● **Set problem**:
Extract from the listing each line in which the word "immagine" appears.
----
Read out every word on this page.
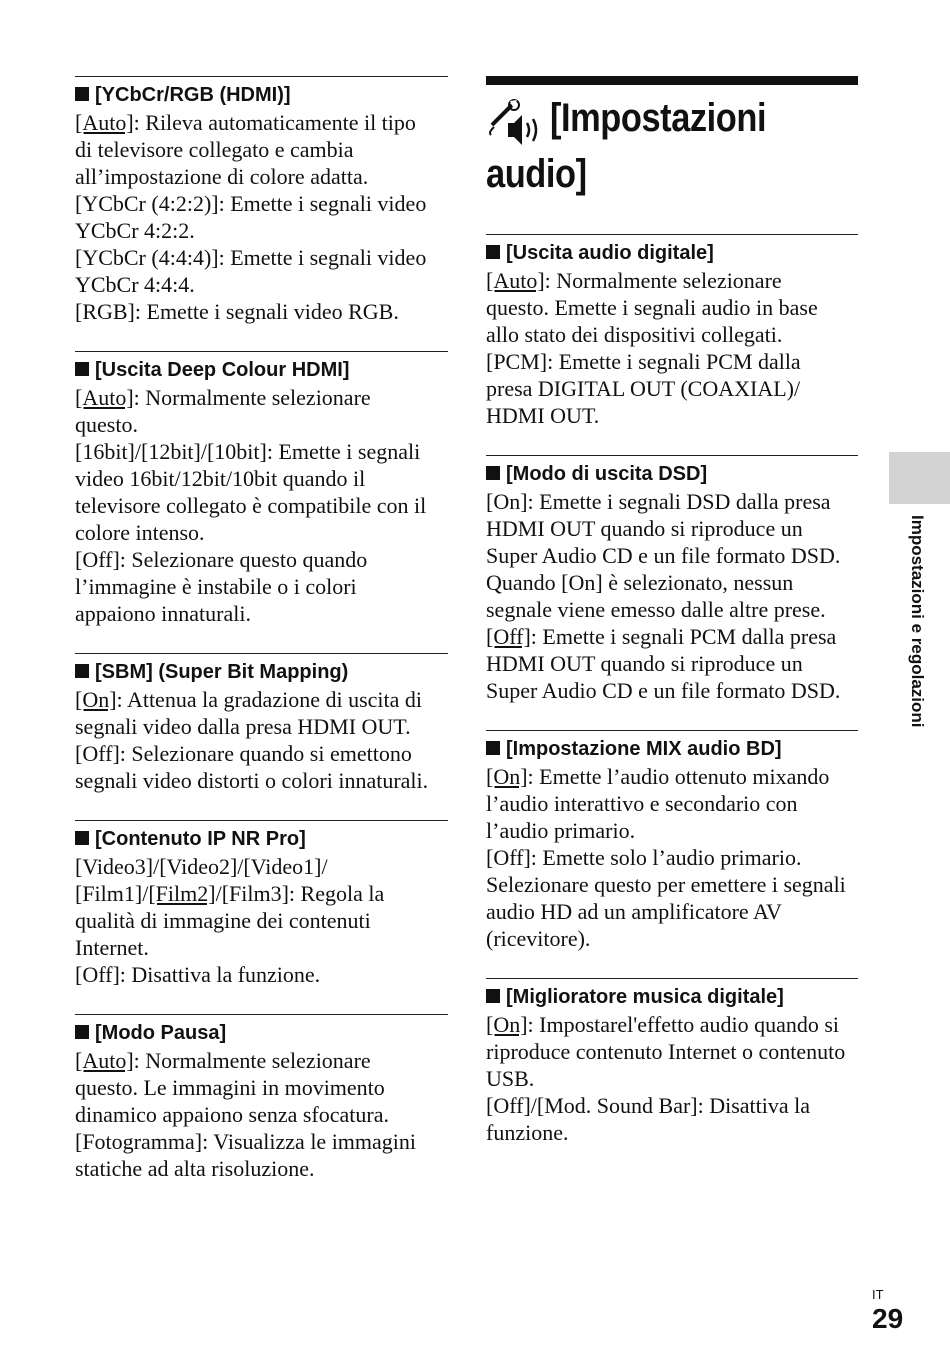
[YCbCr/RGB (HDMI)]
[Auto]: Rileva automaticamente il tipo
di televisore collegato e cambia
all’impostazione di colore adatta.
[YCbCr (4:2:2)]: Emette i segnali video
YCbCr 4:2:2.
[YCbCr (4:4:4)]: Emette i segnali video
YCbCr 4:4:4.
[RGB]: Emette i segnali video RGB.
[Uscita Deep Colour HDMI]
[Auto]: Normalmente selezionare
questo.
[16bit]/[12bit]/[10bit]: Emette i segnali
video 16bit/12bit/10bit quando il
televisore collegato è compatibile con il
colore intenso.
[Off]: Selezionare questo quando
l’immagine è instabile o i colori
appaiono innaturali.
[SBM] (Super Bit Mapping)
[On]: Attenua la gradazione di uscita di
segnali video dalla presa HDMI OUT.
[Off]: Selezionare quando si emettono
segnali video distorti o colori innaturali.
[Contenuto IP NR Pro]
[Video3]/[Video2]/[Video1]/
[Film1]/[Film2]/[Film3]: Regola la
qualità di immagine dei contenuti
Internet.
[Off]: Disattiva la funzione.
[Modo Pausa]
[Auto]: Normalmente selezionare
questo. Le immagini in movimento
dinamico appaiono senza sfocatura.
[Fotogramma]: Visualizza le immagini
statiche ad alta risoluzione.
[Impostazioni
audio]
[Uscita audio digitale]
[Auto]: Normalmente selezionare
questo. Emette i segnali audio in base
allo stato dei dispositivi collegati.
[PCM]: Emette i segnali PCM dalla
presa DIGITAL OUT (COAXIAL)/
HDMI OUT.
[Modo di uscita DSD]
[On]: Emette i segnali DSD dalla presa
HDMI OUT quando si riproduce un
Super Audio CD e un file formato DSD.
Quando [On] è selezionato, nessun
segnale viene emesso dalle altre prese.
[Off]: Emette i segnali PCM dalla presa
HDMI OUT quando si riproduce un
Super Audio CD e un file formato DSD.
[Impostazione MIX audio BD]
[On]: Emette l’audio ottenuto mixando
l’audio interattivo e secondario con
l’audio primario.
[Off]: Emette solo l’audio primario.
Selezionare questo per emettere i segnali
audio HD ad un amplificatore AV
(ricevitore).
[Miglioratore musica digitale]
[On]: Impostarel'effetto audio quando si
riproduce contenuto Internet o contenuto
USB.
[Off]/[Mod. Sound Bar]: Disattiva la
funzione.
Impostazioni e regolazioni
IT
29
----
● **Task response**:
l’immagine è instabile o i colori
qualità di immagine dei contenuti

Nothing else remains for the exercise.